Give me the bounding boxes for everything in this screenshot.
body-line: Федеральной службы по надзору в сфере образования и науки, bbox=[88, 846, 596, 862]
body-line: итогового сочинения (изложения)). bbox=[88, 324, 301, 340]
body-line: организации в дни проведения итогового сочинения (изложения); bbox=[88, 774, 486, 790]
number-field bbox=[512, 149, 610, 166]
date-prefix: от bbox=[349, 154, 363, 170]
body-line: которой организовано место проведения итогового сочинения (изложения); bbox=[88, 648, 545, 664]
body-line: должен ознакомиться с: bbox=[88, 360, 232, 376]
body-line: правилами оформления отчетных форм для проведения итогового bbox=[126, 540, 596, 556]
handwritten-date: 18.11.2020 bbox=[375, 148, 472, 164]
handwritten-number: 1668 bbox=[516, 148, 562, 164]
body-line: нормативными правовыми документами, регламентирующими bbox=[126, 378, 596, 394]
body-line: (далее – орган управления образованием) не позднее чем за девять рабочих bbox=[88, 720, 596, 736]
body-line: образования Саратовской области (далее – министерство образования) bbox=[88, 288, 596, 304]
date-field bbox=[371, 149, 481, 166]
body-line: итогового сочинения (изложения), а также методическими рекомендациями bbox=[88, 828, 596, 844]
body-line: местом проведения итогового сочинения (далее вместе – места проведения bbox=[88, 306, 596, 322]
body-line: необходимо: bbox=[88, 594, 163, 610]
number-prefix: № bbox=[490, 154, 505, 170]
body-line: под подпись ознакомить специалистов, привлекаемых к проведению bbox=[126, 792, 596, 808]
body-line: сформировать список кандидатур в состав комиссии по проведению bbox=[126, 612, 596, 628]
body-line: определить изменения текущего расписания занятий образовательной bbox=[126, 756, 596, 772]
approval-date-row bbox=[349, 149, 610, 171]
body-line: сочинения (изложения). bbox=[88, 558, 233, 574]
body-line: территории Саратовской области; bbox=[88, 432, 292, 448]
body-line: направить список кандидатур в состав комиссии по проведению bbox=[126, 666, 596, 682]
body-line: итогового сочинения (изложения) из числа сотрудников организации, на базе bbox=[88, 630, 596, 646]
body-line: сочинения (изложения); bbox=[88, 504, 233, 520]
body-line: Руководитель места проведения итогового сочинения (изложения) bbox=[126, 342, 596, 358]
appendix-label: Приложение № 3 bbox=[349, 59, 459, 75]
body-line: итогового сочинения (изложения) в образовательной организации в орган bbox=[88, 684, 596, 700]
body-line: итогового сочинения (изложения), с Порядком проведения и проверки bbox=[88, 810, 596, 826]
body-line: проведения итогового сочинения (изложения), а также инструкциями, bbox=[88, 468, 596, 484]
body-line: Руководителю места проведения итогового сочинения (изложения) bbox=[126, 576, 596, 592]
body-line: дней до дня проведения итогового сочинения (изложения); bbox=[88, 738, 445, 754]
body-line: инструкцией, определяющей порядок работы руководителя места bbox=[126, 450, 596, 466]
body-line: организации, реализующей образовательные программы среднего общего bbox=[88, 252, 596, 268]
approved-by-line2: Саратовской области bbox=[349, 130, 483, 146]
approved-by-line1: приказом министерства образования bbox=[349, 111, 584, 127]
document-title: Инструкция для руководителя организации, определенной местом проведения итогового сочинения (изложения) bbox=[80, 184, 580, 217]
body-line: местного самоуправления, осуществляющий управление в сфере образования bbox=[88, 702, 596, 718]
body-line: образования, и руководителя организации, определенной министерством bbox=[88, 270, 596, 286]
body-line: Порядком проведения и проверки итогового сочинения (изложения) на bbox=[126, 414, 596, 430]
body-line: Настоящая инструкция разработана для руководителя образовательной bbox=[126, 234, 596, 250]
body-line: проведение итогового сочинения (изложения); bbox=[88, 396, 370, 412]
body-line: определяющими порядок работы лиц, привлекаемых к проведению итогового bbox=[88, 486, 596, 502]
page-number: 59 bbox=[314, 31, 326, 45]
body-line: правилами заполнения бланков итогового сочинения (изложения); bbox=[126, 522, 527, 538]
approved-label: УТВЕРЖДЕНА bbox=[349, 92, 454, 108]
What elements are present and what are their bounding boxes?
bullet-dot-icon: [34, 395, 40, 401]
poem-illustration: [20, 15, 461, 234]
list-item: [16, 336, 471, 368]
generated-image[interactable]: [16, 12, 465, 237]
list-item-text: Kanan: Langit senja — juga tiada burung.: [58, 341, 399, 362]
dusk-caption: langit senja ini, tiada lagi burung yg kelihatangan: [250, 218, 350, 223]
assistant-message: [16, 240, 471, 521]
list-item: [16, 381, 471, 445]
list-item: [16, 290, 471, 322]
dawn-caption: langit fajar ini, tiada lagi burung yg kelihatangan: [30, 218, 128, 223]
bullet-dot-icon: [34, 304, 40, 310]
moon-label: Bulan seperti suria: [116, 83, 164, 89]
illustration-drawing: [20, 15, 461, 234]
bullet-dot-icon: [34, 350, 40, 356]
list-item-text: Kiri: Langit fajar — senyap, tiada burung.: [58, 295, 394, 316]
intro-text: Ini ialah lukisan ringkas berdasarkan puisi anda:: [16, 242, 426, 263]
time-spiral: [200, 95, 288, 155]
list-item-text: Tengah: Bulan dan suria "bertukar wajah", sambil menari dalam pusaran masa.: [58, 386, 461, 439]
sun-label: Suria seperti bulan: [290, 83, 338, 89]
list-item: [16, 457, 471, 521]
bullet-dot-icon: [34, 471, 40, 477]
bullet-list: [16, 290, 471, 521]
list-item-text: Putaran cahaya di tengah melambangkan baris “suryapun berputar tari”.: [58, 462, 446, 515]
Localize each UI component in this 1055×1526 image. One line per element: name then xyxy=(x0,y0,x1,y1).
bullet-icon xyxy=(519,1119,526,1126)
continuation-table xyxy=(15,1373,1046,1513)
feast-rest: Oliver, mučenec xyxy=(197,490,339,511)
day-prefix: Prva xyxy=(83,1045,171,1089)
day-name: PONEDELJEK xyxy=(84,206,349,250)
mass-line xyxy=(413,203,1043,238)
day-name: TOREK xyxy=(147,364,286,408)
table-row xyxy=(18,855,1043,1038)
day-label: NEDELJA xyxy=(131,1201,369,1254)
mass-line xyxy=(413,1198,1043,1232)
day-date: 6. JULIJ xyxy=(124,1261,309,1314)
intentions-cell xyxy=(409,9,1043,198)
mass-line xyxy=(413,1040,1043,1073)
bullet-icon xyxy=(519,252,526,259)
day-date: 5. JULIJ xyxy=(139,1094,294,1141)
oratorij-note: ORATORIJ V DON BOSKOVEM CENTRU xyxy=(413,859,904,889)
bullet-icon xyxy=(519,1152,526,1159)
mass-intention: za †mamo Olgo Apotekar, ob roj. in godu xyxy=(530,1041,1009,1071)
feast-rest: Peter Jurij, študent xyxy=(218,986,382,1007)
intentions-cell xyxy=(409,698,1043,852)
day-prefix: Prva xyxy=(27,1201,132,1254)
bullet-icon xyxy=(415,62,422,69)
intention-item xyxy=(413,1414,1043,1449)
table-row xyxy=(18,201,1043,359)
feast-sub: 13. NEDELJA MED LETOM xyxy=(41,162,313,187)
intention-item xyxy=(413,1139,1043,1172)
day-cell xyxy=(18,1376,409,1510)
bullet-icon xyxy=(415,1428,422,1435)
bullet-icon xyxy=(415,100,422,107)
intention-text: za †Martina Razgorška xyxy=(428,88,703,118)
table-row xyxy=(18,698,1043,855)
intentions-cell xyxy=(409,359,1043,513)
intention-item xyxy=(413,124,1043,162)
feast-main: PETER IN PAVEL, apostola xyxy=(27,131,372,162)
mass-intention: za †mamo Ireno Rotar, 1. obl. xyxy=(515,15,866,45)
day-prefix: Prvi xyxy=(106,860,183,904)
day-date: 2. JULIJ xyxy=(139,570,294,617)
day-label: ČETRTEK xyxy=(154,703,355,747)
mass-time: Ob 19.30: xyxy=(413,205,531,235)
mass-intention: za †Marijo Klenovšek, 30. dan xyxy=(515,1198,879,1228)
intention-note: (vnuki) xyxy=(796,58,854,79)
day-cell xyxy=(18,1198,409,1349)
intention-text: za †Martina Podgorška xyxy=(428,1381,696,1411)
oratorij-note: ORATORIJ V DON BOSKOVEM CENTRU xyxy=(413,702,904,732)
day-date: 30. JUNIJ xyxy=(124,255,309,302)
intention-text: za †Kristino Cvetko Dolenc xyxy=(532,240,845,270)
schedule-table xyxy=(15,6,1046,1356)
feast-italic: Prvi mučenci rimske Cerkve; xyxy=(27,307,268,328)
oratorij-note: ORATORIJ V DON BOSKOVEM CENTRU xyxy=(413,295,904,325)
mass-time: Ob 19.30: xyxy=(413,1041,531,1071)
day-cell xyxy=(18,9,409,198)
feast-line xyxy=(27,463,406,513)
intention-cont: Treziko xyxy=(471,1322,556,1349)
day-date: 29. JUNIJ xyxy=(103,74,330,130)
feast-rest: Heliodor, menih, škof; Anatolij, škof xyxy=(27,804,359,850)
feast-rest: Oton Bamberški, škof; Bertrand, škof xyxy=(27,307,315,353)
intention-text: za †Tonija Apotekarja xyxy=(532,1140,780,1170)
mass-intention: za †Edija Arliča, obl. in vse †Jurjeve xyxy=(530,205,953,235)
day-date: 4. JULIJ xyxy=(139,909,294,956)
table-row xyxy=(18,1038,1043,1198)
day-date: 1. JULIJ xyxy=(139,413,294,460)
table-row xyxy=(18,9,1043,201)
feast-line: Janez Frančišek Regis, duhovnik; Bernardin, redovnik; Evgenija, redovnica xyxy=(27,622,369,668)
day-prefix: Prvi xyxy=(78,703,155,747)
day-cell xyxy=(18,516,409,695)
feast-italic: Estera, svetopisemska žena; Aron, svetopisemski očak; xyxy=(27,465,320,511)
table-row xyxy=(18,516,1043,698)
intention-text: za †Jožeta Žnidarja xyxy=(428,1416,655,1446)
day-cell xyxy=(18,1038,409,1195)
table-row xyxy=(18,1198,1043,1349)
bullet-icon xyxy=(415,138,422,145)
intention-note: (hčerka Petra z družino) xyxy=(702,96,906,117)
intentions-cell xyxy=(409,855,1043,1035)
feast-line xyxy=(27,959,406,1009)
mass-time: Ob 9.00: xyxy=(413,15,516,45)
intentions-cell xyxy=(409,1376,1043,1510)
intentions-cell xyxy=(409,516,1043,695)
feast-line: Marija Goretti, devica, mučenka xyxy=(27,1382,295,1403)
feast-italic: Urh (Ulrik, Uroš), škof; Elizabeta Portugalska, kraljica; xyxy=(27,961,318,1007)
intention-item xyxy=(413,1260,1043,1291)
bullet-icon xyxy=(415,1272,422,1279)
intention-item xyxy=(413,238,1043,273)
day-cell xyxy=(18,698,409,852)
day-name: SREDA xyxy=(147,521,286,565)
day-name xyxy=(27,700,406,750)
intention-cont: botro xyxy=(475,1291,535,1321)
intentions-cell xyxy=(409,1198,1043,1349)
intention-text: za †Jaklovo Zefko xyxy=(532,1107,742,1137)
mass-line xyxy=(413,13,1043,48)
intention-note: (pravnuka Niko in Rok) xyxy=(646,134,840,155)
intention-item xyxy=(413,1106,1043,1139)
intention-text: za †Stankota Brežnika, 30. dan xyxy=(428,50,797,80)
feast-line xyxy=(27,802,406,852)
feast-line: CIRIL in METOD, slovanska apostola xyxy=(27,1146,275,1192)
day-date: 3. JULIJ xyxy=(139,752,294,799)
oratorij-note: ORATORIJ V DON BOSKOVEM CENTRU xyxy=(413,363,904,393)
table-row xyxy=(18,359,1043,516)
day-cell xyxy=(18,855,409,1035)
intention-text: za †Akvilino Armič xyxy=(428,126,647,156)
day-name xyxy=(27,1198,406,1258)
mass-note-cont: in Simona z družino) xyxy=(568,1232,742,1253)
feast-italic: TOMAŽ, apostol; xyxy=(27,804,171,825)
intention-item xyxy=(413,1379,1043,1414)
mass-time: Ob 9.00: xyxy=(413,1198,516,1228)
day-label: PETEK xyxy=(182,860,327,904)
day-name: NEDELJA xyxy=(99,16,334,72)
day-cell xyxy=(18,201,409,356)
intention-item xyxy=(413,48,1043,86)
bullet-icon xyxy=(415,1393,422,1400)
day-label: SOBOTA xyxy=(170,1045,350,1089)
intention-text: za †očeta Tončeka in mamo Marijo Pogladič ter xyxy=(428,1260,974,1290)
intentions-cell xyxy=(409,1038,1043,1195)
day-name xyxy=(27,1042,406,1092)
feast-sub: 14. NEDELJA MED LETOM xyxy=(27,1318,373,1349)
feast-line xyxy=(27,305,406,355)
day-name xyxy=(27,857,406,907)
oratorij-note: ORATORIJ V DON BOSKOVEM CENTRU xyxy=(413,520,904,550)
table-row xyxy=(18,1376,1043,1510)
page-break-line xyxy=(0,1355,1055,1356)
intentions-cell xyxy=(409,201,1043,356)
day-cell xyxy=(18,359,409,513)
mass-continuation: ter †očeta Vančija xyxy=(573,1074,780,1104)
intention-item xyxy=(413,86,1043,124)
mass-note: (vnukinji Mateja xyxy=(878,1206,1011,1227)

· · · ·

→ Written request
Reproduce the lines starting at the first one and ending at the line containing "body-line: должен ознакомиться", swapping "итогового сочинения" for "выпускного сочинения" and leaving everything else unchanged.

→ Expected answer
Give me the bounding boxes for everything in this screenshot.
body-line: Федеральной службы по надзору в сфере образования и науки, bbox=[88, 846, 596, 862]
body-line: выпускного сочинения (изложения)). bbox=[88, 324, 301, 340]
body-line: организации в дни проведения выпускного сочинения (изложения); bbox=[88, 774, 486, 790]
number-field bbox=[512, 149, 610, 166]
date-prefix: от bbox=[349, 154, 363, 170]
body-line: которой организовано место проведения выпускного сочинения (изложения); bbox=[88, 648, 545, 664]
body-line: должен ознакомиться с: bbox=[88, 360, 232, 376]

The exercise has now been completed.